» **Task directions**: Extract every line of the records below without changing a character, and leave out the pictures.

--- Supplied material ---

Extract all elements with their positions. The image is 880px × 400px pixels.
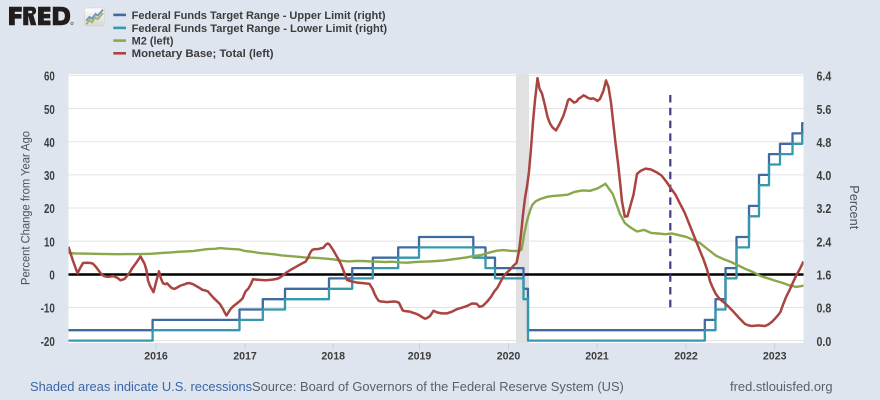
- svg-text:6.4: 6.4: [817, 70, 832, 84]
- svg-text:Percent Change from Year Ago: Percent Change from Year Ago: [21, 131, 33, 285]
- svg-text:2016: 2016: [144, 351, 168, 363]
- svg-text:2.4: 2.4: [817, 235, 832, 249]
- svg-text:20: 20: [44, 202, 55, 216]
- svg-text:2022: 2022: [674, 351, 698, 363]
- svg-text:2020: 2020: [497, 351, 521, 363]
- svg-text:50: 50: [44, 103, 55, 117]
- svg-text:0.0: 0.0: [817, 335, 832, 349]
- svg-text:0.8: 0.8: [817, 302, 832, 316]
- svg-text:2018: 2018: [321, 351, 345, 363]
- svg-text:M2 (left): M2 (left): [132, 36, 174, 48]
- svg-text:2017: 2017: [233, 351, 257, 363]
- svg-text:10: 10: [44, 235, 55, 249]
- svg-text:Percent: Percent: [847, 185, 862, 229]
- svg-text:40: 40: [44, 136, 55, 150]
- svg-text:2019: 2019: [408, 351, 432, 363]
- svg-text:2023: 2023: [763, 351, 787, 363]
- svg-text:Monetary Base; Total (left): Monetary Base; Total (left): [132, 48, 274, 60]
- svg-text:30: 30: [44, 169, 55, 183]
- svg-text:3.2: 3.2: [817, 202, 832, 216]
- svg-text:4.8: 4.8: [817, 136, 832, 150]
- svg-text:60: 60: [44, 70, 55, 84]
- svg-text:1.6: 1.6: [817, 269, 832, 283]
- svg-text:-10: -10: [41, 302, 55, 316]
- svg-text:0: 0: [49, 269, 54, 283]
- svg-text:5.6: 5.6: [817, 103, 832, 117]
- svg-text:-20: -20: [41, 335, 55, 349]
- svg-text:4.0: 4.0: [817, 169, 832, 183]
- svg-text:2021: 2021: [585, 351, 609, 363]
- svg-text:Federal Funds Target Range - L: Federal Funds Target Range - Lower Limit…: [132, 23, 388, 35]
- svg-text:Federal Funds Target Range - U: Federal Funds Target Range - Upper Limit…: [132, 10, 386, 22]
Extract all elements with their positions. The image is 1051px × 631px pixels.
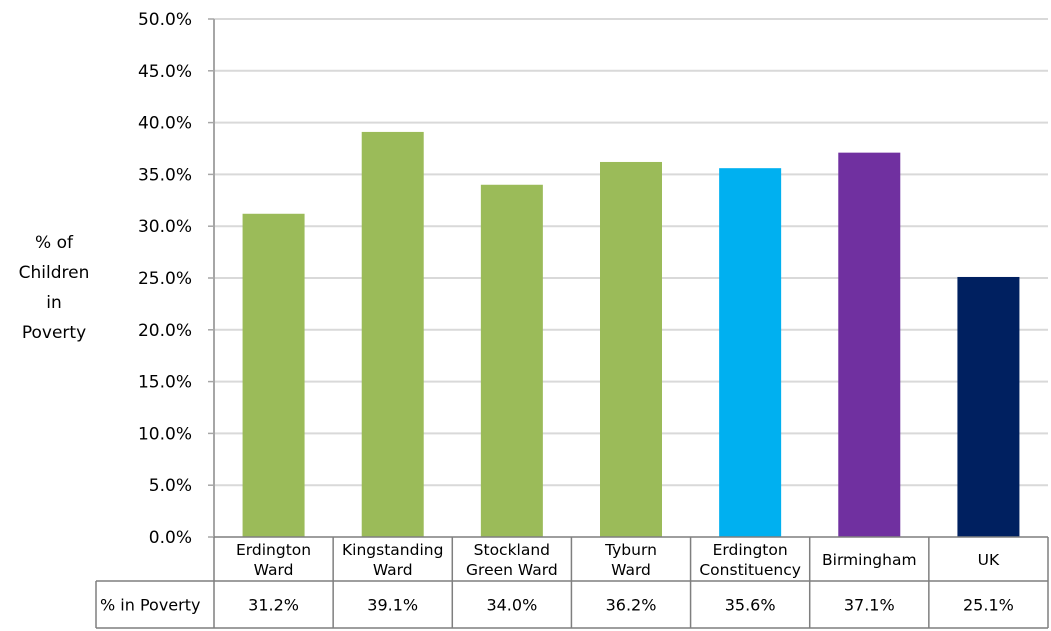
- category-label: Erdington: [713, 541, 788, 559]
- table-value-cell: 39.1%: [367, 596, 418, 615]
- y-tick-label: 35.0%: [138, 165, 192, 185]
- y-tick-label: 25.0%: [138, 269, 192, 289]
- y-tick-label: 15.0%: [138, 373, 192, 393]
- table-value-cell: 35.6%: [725, 596, 776, 615]
- bar: [242, 213, 305, 537]
- y-tick-label: 45.0%: [138, 62, 192, 82]
- bar: [480, 184, 543, 537]
- y-tick-label: 40.0%: [138, 114, 192, 134]
- category-label: Tyburn: [604, 541, 657, 559]
- table-row-label: % in Poverty: [100, 596, 200, 615]
- category-label: Green Ward: [466, 561, 558, 579]
- table-value-cell: 31.2%: [248, 596, 299, 615]
- category-label: Ward: [611, 561, 651, 579]
- category-label: UK: [978, 551, 1000, 569]
- y-tick-label: 30.0%: [138, 217, 192, 237]
- bar: [838, 152, 901, 538]
- y-axis-label-line: in: [46, 293, 62, 313]
- table-value-cell: 37.1%: [844, 596, 895, 615]
- data-table: Erdington Ward Kingstanding Ward Stockland Gr…: [95, 536, 1049, 629]
- y-axis-label: % of Children in Poverty: [19, 233, 90, 343]
- category-label: Ward: [373, 561, 413, 579]
- category-label: Kingstanding: [342, 541, 443, 559]
- y-tick-labels: 0.0% 5.0% 10.0% 15.0% 20.0% 25.0% 30.0% 35.0% 40…: [138, 10, 192, 548]
- bars: [242, 131, 1020, 538]
- table-value-cell: 25.1%: [963, 596, 1014, 615]
- bar: [957, 276, 1020, 537]
- category-label: Erdington: [236, 541, 311, 559]
- y-axis-label-line: Poverty: [22, 323, 86, 343]
- category-label: Birmingham: [822, 551, 917, 569]
- y-tick-label: 50.0%: [138, 10, 192, 30]
- table-value-cell: 36.2%: [606, 596, 657, 615]
- bar: [600, 161, 662, 537]
- y-tick-label: 5.0%: [149, 476, 192, 496]
- y-tick-label: 20.0%: [138, 321, 192, 341]
- category-label: Ward: [254, 561, 294, 579]
- table-value-cell: 34.0%: [486, 596, 537, 615]
- category-label: Stockland: [474, 541, 550, 559]
- bar: [361, 131, 424, 537]
- y-axis-label-line: Children: [19, 263, 90, 283]
- category-label: Constituency: [699, 561, 801, 579]
- y-tick-label: 0.0%: [149, 528, 192, 548]
- bar: [719, 168, 782, 537]
- y-tick-label: 10.0%: [138, 424, 192, 444]
- axes: [208, 18, 215, 538]
- y-axis-label-line: % of: [35, 233, 74, 253]
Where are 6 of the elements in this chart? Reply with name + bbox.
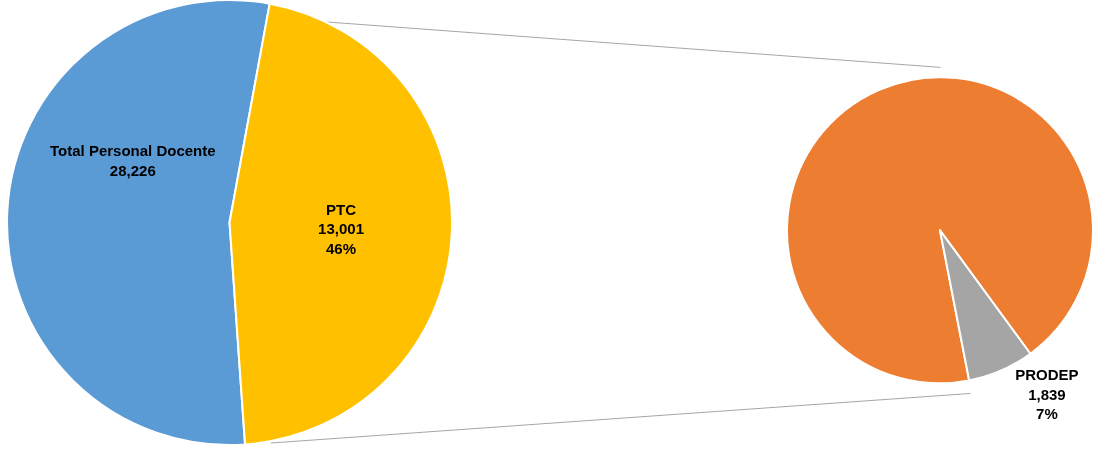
slice-label: PTC: [326, 200, 357, 218]
pie-slice: [786, 76, 1094, 385]
data-label: 1,839 7%: [1028, 385, 1066, 423]
slice-label: PRODEP: [1015, 366, 1079, 384]
text: Total Personal Docente 28,226: [50, 142, 216, 179]
data-label: 13,001 46%: [318, 220, 364, 257]
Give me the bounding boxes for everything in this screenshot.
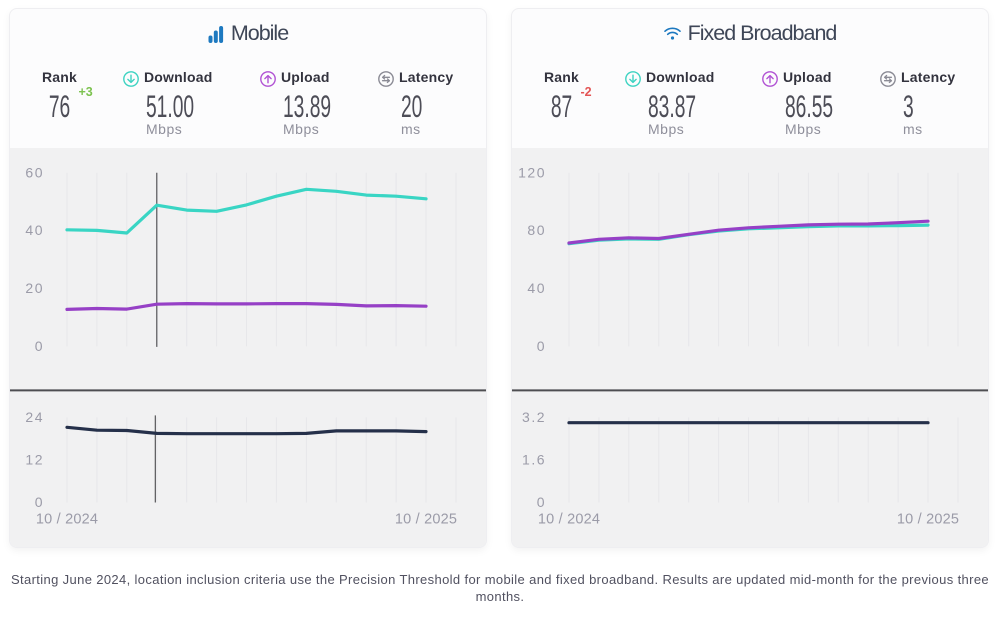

---

» **Written answer**:
Extract all elements with their positions. The image is 880px × 400px pixels.
- svg-text:6.4: 6.4: [817, 70, 832, 84]
- svg-text:Percent Change from Year Ago: Percent Change from Year Ago: [21, 131, 33, 285]
- svg-text:2016: 2016: [144, 351, 168, 363]
- svg-text:2.4: 2.4: [817, 235, 832, 249]
- svg-text:20: 20: [44, 202, 55, 216]
- svg-text:2022: 2022: [674, 351, 698, 363]
- svg-text:2020: 2020: [497, 351, 521, 363]
- svg-text:50: 50: [44, 103, 55, 117]
- svg-text:0.0: 0.0: [817, 335, 832, 349]
- svg-text:0.8: 0.8: [817, 302, 832, 316]
- svg-text:2018: 2018: [321, 351, 345, 363]
- svg-text:M2 (left): M2 (left): [132, 36, 174, 48]
- svg-text:2017: 2017: [233, 351, 257, 363]
- svg-text:10: 10: [44, 235, 55, 249]
- svg-text:Percent: Percent: [847, 185, 862, 229]
- svg-text:40: 40: [44, 136, 55, 150]
- svg-text:2019: 2019: [408, 351, 432, 363]
- svg-text:2023: 2023: [763, 351, 787, 363]
- svg-text:Monetary Base; Total (left): Monetary Base; Total (left): [132, 48, 274, 60]
- svg-text:30: 30: [44, 169, 55, 183]
- svg-text:3.2: 3.2: [817, 202, 832, 216]
- svg-text:4.8: 4.8: [817, 136, 832, 150]
- svg-text:60: 60: [44, 70, 55, 84]
- svg-text:1.6: 1.6: [817, 269, 832, 283]
- svg-text:-10: -10: [41, 302, 55, 316]
- svg-text:0: 0: [49, 269, 54, 283]
- svg-text:5.6: 5.6: [817, 103, 832, 117]
- svg-text:-20: -20: [41, 335, 55, 349]
- svg-text:4.0: 4.0: [817, 169, 832, 183]
- svg-text:2021: 2021: [585, 351, 609, 363]
- svg-text:Federal Funds Target Range - L: Federal Funds Target Range - Lower Limit…: [132, 23, 388, 35]
- svg-text:Federal Funds Target Range - U: Federal Funds Target Range - Upper Limit…: [132, 10, 386, 22]
Extract all elements with their positions. The image is 1051px × 631px pixels.
- category-label: Erdington: [713, 541, 788, 559]
- table-value-cell: 39.1%: [367, 596, 418, 615]
- y-tick-label: 35.0%: [138, 165, 192, 185]
- y-tick-label: 25.0%: [138, 269, 192, 289]
- y-tick-label: 15.0%: [138, 373, 192, 393]
- table-value-cell: 35.6%: [725, 596, 776, 615]
- bar: [242, 213, 305, 537]
- y-tick-label: 45.0%: [138, 62, 192, 82]
- bar: [480, 184, 543, 537]
- y-tick-label: 40.0%: [138, 114, 192, 134]
- category-label: Tyburn: [604, 541, 657, 559]
- table-row-label: % in Poverty: [100, 596, 200, 615]
- category-label: Green Ward: [466, 561, 558, 579]
- table-value-cell: 31.2%: [248, 596, 299, 615]
- category-label: Ward: [611, 561, 651, 579]
- category-label: UK: [978, 551, 1000, 569]
- y-tick-label: 30.0%: [138, 217, 192, 237]
- bar: [838, 152, 901, 538]
- y-axis-label-line: in: [46, 293, 62, 313]
- table-value-cell: 37.1%: [844, 596, 895, 615]
- data-table: Erdington Ward Kingstanding Ward Stockland Gr…: [95, 536, 1049, 629]
- y-axis-label: % of Children in Poverty: [19, 233, 90, 343]
- category-label: Ward: [373, 561, 413, 579]
- category-label: Kingstanding: [342, 541, 443, 559]
- y-tick-labels: 0.0% 5.0% 10.0% 15.0% 20.0% 25.0% 30.0% 35.0% 40…: [138, 10, 192, 548]
- bars: [242, 131, 1020, 538]
- table-value-cell: 25.1%: [963, 596, 1014, 615]
- bar: [957, 276, 1020, 537]
- category-label: Erdington: [236, 541, 311, 559]
- y-axis-label-line: Poverty: [22, 323, 86, 343]
- category-label: Birmingham: [822, 551, 917, 569]
- y-tick-label: 50.0%: [138, 10, 192, 30]
- table-value-cell: 36.2%: [606, 596, 657, 615]
- bar: [600, 161, 662, 537]
- y-tick-label: 5.0%: [149, 476, 192, 496]
- y-tick-label: 20.0%: [138, 321, 192, 341]
- category-label: Ward: [254, 561, 294, 579]
- table-value-cell: 34.0%: [486, 596, 537, 615]
- category-label: Stockland: [474, 541, 550, 559]
- bar: [361, 131, 424, 537]
- y-axis-label-line: Children: [19, 263, 90, 283]
- category-label: Constituency: [699, 561, 801, 579]
- y-tick-label: 0.0%: [149, 528, 192, 548]
- bar: [719, 168, 782, 537]
- y-tick-label: 10.0%: [138, 424, 192, 444]
- axes: [208, 18, 215, 538]
- y-axis-label-line: % of: [35, 233, 74, 253]
Where are 6 of the elements in this chart? Reply with name + bbox.
slice-label: PTC: [326, 200, 357, 218]
pie-slice: [786, 76, 1094, 385]
data-label: 1,839 7%: [1028, 385, 1066, 423]
slice-label: PRODEP: [1015, 366, 1079, 384]
text: Total Personal Docente 28,226: [50, 142, 216, 179]
data-label: 13,001 46%: [318, 220, 364, 257]
Give me the bounding boxes for everything in this screenshot.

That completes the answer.